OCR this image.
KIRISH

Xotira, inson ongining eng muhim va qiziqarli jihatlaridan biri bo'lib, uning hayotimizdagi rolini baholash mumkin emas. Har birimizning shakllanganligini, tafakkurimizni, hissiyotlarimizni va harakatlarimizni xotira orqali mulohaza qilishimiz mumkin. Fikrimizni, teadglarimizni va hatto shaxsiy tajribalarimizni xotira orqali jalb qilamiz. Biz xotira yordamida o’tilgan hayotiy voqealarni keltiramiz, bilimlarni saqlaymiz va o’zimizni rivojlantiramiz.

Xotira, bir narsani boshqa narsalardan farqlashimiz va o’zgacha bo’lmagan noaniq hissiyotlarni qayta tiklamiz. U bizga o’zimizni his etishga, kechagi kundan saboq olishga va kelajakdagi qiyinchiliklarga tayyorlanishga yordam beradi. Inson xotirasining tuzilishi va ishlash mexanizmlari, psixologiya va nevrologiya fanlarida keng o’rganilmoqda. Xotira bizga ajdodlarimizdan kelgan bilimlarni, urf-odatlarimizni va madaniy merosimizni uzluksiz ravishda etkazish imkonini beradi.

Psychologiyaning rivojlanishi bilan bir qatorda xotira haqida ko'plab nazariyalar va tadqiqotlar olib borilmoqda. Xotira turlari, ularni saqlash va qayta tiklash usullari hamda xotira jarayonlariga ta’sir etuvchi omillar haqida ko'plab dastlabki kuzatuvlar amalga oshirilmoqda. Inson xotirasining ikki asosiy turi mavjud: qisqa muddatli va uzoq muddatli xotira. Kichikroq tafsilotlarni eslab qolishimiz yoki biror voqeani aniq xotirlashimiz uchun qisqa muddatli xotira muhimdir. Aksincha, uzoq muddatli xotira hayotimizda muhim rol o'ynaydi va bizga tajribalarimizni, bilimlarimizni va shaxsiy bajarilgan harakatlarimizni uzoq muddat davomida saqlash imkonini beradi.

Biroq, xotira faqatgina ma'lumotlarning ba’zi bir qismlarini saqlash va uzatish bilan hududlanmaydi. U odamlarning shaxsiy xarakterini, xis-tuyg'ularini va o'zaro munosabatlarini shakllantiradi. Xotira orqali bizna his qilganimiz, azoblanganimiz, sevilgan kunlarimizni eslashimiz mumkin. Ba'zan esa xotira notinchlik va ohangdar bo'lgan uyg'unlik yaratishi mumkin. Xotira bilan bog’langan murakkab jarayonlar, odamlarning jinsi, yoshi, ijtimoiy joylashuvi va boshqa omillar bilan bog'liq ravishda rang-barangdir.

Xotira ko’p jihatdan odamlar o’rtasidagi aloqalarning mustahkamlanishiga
####################
• _Stated goal_
All of the entries above should be written out again exactly.

• _Result for this exercise_
OCR this image.
KIRISH

Xotira, inson ongining eng muhim va qiziqarli jihatlaridan biri bo'lib, uning hayotimizdagi rolini baholash mumkin emas. Har birimizning shakllanganligini, tafakkurimizni, hissiyotlarimizni va harakatlarimizni xotira orqali mulohaza qilishimiz mumkin. Fikrimizni, teadglarimizni va hatto shaxsiy tajribalarimizni xotira orqali jalb qilamiz. Biz xotira yordamida o’tilgan hayotiy voqealarni keltiramiz, bilimlarni saqlaymiz va o’zimizni rivojlantiramiz.

Xotira, bir narsani boshqa narsalardan farqlashimiz va o’zgacha bo’lmagan noaniq hissiyotlarni qayta tiklamiz. U bizga o’zimizni his etishga, kechagi kundan saboq olishga va kelajakdagi qiyinchiliklarga tayyorlanishga yordam beradi. Inson xotirasining tuzilishi va ishlash mexanizmlari, psixologiya va nevrologiya fanlarida keng o’rganilmoqda. Xotira bizga ajdodlarimizdan kelgan bilimlarni, urf-odatlarimizni va madaniy merosimizni uzluksiz ravishda etkazish imkonini beradi.

Psychologiyaning rivojlanishi bilan bir qatorda xotira haqida ko'plab nazariyalar va tadqiqotlar olib borilmoqda. Xotira turlari, ularni saqlash va qayta tiklash usullari hamda xotira jarayonlariga ta’sir etuvchi omillar haqida ko'plab dastlabki kuzatuvlar amalga oshirilmoqda. Inson xotirasining ikki asosiy turi mavjud: qisqa muddatli va uzoq muddatli xotira. Kichikroq tafsilotlarni eslab qolishimiz yoki biror voqeani aniq xotirlashimiz uchun qisqa muddatli xotira muhimdir. Aksincha, uzoq muddatli xotira hayotimizda muhim rol o'ynaydi va bizga tajribalarimizni, bilimlarimizni va shaxsiy bajarilgan harakatlarimizni uzoq muddat davomida saqlash imkonini beradi.

Biroq, xotira faqatgina ma'lumotlarning ba’zi bir qismlarini saqlash va uzatish bilan hududlanmaydi. U odamlarning shaxsiy xarakterini, xis-tuyg'ularini va o'zaro munosabatlarini shakllantiradi. Xotira orqali bizna his qilganimiz, azoblanganimiz, sevilgan kunlarimizni eslashimiz mumkin. Ba'zan esa xotira notinchlik va ohangdar bo'lgan uyg'unlik yaratishi mumkin. Xotira bilan bog’langan murakkab jarayonlar, odamlarning jinsi, yoshi, ijtimoiy joylashuvi va boshqa omillar bilan bog'liq ravishda rang-barangdir.

Xotira ko’p jihatdan odamlar o’rtasidagi aloqalarning mustahkamlanishiga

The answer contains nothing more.